What you have to do
Within the data beneath, some lines may hold the word "seguridad". Give the number of those lines and nothing else.

(Supplied material begins)

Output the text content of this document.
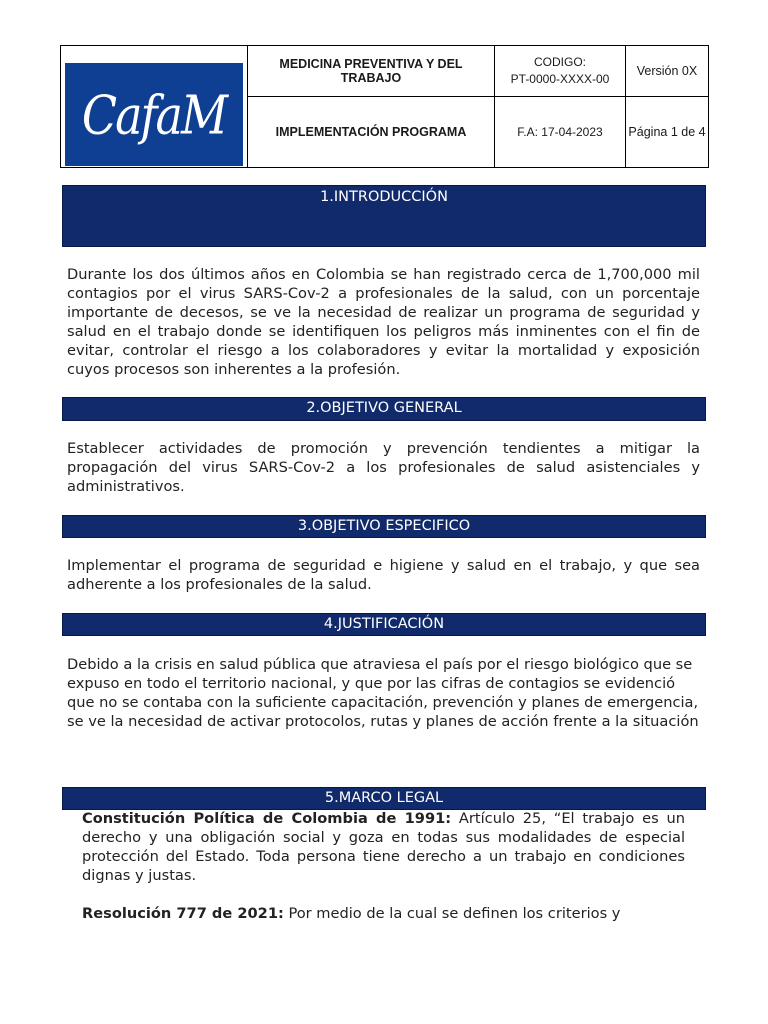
CafaM	MEDICINA PREVENTIVA Y DEL TRABAJO	CODIGO:
PT-0000-XXXX-00	Versión 0X
	IMPLEMENTACIÓN PROGRAMA	F.A: 17-04-2023	Página 1 de 4
1.INTRODUCCIÓN
Durante los dos últimos años en Colombia se han registrado cerca de 1,700,000 mil contagios por el virus SARS-Cov-2 a profesionales de la salud, con un porcentaje importante de decesos, se ve la necesidad de realizar un programa de seguridad y salud en el trabajo donde se identifiquen los peligros más inminentes con el fin de evitar, controlar el riesgo a los colaboradores y evitar la mortalidad y exposición cuyos procesos son inherentes a la profesión.
2.OBJETIVO GENERAL
Establecer actividades de promoción y prevención tendientes a mitigar la propagación del virus SARS-Cov-2 a los profesionales de salud asistenciales y administrativos.
3.OBJETIVO ESPECIFICO
Implementar el programa de seguridad e higiene y salud en el trabajo, y que sea adherente a los profesionales de la salud.
4.JUSTIFICACIÓN
Debido a la crisis en salud pública que atraviesa el país por el riesgo biológico que se expuso en todo el territorio nacional, y que por las cifras de contagios se evidenció que no se contaba con la suficiente capacitación, prevención y planes de emergencia, se ve la necesidad de activar protocolos, rutas y planes de acción frente a la situación
5.MARCO LEGAL
Constitución Política de Colombia de 1991: Artículo 25, “El trabajo es un derecho y una obligación social y goza en todas sus modalidades de especial protección del Estado. Toda persona tiene derecho a un trabajo en condiciones dignas y justas.
Resolución 777 de 2021: Por medio de la cual se definen los criterios y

(Supplied material ends)

Response to this task
2